EXERCISE: Copy out the data below unchanged, except swap every "Polygon shape" for "Polygon".

DATASET RECORDS:
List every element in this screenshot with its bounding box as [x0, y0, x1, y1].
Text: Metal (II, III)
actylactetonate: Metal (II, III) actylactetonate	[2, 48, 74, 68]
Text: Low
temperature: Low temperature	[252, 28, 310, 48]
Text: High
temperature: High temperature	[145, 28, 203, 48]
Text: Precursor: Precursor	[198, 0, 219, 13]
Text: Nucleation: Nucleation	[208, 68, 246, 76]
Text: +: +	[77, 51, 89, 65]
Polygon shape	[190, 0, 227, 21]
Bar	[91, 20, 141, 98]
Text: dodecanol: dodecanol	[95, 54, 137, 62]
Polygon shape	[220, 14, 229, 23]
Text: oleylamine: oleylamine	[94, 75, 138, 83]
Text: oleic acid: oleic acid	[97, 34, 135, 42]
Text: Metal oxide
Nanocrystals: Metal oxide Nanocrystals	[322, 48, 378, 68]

SOLVED EXERCISE:
List every element in this screenshot with its bounding box as [x0, y0, x1, y1].
Text: Metal (II, III)
actylactetonate: Metal (II, III) actylactetonate	[2, 48, 74, 68]
Text: Low
temperature: Low temperature	[252, 28, 310, 48]
Text: High
temperature: High temperature	[145, 28, 203, 48]
Text: Precursor: Precursor	[198, 0, 219, 13]
Text: Nucleation: Nucleation	[208, 68, 246, 76]
Text: +: +	[77, 51, 89, 65]
Polygon	[190, 0, 227, 21]
Bar	[91, 20, 141, 98]
Text: dodecanol: dodecanol	[95, 54, 137, 62]
Polygon	[220, 14, 229, 23]
Text: oleylamine: oleylamine	[94, 75, 138, 83]
Text: oleic acid: oleic acid	[97, 34, 135, 42]
Text: Metal oxide
Nanocrystals: Metal oxide Nanocrystals	[322, 48, 378, 68]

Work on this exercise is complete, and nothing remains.